Problem details:
Look for the string "expression" in the data below, and copy each line that holds it.

Collection entries:
┌──

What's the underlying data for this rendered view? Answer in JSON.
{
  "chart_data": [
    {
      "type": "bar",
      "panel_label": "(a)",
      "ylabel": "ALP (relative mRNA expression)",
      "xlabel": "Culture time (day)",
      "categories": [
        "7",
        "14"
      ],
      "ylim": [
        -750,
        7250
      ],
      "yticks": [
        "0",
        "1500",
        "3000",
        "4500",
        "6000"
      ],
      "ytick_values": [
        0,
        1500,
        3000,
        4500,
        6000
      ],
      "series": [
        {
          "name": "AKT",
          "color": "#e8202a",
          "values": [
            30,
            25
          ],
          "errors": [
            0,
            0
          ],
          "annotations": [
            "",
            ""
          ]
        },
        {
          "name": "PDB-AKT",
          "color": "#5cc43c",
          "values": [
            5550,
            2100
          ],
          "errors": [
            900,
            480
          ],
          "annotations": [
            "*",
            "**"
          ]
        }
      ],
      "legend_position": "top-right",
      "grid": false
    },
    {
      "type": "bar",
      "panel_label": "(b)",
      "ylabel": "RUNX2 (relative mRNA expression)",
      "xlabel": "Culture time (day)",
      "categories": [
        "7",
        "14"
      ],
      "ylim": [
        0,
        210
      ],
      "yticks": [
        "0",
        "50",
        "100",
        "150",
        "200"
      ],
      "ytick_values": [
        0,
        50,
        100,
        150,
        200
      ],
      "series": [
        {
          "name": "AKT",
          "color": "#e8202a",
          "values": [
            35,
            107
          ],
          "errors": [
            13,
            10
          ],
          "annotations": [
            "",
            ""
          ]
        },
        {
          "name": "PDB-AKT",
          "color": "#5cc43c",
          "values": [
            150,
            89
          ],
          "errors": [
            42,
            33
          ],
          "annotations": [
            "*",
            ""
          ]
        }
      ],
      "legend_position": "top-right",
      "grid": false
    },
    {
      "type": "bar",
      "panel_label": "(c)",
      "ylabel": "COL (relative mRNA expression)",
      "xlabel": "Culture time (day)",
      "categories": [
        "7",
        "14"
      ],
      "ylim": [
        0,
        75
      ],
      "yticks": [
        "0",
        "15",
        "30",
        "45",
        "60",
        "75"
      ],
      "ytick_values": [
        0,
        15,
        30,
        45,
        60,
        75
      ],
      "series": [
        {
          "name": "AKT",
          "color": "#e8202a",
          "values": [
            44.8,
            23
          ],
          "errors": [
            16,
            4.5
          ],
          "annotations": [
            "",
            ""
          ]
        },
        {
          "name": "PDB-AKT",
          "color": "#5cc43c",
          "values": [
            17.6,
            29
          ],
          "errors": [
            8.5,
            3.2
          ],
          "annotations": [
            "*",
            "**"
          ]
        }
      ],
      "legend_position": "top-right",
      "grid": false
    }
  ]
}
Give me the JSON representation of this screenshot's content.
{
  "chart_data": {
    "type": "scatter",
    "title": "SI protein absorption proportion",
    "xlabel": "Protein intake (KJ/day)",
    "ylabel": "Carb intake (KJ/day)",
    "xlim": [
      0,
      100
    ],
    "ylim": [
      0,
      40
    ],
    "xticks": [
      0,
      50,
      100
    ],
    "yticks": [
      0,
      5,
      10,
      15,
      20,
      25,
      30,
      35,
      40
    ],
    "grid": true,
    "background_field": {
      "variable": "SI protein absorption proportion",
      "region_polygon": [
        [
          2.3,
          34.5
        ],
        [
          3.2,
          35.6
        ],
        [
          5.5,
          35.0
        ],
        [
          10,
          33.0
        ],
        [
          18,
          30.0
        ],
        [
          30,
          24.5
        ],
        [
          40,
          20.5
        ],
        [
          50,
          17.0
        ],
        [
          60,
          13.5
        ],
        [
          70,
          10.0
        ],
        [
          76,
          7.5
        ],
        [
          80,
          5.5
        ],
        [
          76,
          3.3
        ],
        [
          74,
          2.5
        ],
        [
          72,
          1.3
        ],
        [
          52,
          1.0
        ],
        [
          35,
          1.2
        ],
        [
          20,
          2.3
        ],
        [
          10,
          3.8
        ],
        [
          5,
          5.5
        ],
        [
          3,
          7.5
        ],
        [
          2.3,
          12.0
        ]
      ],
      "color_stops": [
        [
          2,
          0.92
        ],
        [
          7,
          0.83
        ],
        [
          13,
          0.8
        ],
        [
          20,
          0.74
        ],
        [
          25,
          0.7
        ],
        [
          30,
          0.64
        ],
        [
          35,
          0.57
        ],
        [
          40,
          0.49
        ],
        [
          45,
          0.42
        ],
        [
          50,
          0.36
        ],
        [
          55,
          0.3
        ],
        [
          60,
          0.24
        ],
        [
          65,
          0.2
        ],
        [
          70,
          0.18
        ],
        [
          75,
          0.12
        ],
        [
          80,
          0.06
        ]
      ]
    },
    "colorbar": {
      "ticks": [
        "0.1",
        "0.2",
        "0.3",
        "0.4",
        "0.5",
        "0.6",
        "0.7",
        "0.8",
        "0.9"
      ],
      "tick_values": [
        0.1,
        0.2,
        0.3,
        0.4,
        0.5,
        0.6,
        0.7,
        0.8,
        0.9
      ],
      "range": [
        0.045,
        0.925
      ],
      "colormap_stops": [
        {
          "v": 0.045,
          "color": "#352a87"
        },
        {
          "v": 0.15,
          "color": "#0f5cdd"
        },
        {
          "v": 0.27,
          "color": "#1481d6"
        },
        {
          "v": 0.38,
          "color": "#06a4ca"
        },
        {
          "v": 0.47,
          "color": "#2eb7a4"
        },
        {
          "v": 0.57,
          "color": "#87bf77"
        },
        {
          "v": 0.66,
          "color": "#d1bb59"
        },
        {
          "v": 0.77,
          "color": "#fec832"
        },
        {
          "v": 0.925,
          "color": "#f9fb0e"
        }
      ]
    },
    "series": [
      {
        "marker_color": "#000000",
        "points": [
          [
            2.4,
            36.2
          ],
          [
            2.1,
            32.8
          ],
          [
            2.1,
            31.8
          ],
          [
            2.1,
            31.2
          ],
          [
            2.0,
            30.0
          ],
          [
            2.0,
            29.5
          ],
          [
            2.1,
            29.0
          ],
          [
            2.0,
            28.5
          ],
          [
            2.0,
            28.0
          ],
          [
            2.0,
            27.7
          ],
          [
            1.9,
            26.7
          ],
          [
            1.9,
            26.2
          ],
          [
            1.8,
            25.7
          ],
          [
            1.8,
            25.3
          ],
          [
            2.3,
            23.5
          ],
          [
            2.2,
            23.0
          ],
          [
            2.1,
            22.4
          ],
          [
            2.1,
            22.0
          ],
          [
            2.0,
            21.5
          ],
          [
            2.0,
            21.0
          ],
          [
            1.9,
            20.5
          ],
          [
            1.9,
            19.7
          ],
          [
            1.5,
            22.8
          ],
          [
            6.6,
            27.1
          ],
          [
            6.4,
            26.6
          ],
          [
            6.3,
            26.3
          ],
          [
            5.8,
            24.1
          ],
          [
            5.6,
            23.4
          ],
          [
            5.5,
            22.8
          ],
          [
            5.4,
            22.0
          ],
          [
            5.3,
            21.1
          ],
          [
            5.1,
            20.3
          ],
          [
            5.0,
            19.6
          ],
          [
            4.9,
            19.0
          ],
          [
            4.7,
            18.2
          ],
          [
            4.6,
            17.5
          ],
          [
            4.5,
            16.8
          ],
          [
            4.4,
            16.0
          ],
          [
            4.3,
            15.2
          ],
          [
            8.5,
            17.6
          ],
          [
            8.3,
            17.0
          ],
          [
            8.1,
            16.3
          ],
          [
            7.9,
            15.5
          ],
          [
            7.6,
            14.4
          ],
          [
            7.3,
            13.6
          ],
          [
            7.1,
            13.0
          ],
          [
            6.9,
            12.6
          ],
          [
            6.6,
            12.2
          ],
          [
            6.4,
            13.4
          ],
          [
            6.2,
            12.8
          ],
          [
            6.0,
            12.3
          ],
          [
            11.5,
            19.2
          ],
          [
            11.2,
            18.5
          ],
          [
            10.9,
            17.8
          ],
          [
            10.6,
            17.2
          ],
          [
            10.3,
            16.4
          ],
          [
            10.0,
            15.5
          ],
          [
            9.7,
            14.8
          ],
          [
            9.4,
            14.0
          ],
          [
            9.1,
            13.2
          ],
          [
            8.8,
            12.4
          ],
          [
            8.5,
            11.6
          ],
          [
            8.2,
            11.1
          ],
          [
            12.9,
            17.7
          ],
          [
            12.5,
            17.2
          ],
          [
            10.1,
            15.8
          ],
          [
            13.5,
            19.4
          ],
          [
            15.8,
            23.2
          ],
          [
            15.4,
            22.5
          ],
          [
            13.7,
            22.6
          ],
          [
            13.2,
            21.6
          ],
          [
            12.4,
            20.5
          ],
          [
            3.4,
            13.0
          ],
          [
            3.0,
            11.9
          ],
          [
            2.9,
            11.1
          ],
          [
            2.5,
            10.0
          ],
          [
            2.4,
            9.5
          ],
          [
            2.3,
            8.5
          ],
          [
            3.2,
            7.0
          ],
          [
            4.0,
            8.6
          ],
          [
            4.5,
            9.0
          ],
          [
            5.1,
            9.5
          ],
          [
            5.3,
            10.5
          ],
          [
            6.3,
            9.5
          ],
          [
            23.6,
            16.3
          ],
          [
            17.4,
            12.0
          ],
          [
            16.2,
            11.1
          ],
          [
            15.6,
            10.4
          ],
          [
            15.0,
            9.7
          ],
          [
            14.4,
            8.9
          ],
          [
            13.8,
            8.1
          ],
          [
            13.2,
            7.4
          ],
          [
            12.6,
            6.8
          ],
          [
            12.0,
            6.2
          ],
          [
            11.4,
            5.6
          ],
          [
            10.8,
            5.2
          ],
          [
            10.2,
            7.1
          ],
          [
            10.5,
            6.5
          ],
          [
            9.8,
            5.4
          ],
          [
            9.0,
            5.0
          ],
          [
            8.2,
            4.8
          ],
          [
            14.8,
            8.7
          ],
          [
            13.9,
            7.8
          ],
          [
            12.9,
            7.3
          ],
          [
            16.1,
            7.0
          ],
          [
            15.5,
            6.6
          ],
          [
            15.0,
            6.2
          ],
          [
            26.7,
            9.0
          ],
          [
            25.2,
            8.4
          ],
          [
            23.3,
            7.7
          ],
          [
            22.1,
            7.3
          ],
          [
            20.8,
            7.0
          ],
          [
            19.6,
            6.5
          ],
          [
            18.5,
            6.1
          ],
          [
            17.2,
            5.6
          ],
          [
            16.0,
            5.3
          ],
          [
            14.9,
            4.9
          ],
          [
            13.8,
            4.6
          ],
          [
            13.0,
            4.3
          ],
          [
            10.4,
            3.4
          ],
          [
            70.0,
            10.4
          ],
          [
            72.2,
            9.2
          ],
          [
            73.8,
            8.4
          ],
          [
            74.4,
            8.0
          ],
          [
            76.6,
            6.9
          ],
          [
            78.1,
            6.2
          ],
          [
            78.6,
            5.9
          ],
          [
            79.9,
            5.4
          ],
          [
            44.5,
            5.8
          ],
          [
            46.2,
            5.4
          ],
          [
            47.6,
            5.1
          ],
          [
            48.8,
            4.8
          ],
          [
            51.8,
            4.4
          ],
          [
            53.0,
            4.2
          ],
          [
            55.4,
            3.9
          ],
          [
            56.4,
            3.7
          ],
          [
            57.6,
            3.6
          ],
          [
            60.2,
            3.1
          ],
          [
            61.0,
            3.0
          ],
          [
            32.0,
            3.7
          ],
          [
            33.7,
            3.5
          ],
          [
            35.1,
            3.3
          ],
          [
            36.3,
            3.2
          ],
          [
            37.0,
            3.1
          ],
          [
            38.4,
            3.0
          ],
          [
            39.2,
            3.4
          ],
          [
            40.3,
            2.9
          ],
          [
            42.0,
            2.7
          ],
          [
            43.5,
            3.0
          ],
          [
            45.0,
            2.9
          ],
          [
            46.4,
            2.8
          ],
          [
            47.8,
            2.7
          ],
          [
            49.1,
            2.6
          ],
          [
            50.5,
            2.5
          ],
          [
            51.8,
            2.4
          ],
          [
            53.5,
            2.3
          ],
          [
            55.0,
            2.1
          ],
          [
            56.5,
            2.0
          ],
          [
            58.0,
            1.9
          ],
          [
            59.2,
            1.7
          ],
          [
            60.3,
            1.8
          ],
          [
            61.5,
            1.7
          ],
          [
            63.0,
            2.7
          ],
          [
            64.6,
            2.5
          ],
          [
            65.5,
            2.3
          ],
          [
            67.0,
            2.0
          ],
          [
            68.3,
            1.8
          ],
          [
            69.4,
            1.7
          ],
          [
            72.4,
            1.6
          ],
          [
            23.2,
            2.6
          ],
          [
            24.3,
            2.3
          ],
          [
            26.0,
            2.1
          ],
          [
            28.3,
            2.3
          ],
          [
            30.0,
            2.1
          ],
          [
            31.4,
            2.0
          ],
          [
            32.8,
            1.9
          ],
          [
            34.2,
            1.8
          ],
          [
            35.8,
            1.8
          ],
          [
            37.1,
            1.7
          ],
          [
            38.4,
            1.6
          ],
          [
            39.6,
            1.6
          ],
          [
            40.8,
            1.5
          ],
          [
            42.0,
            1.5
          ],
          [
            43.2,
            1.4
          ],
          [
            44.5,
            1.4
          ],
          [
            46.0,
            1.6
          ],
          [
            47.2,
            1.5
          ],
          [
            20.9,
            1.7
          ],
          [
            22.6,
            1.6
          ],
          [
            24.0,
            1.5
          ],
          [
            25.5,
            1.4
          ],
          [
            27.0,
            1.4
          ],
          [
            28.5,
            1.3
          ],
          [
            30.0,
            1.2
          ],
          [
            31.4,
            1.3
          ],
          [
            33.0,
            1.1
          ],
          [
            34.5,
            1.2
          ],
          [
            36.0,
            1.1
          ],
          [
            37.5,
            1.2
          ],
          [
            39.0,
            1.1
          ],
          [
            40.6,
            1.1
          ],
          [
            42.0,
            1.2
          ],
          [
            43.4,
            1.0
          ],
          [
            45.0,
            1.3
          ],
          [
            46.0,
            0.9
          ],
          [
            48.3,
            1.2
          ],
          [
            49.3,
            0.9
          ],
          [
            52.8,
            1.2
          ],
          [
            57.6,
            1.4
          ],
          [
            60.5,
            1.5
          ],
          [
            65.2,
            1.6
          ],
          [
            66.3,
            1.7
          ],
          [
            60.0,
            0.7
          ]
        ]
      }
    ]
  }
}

└──

Reply to the task:
      "ylabel": "ALP (relative mRNA expression)",
      "ylabel": "RUNX2 (relative mRNA expression)",
      "ylabel": "COL (relative mRNA expression)",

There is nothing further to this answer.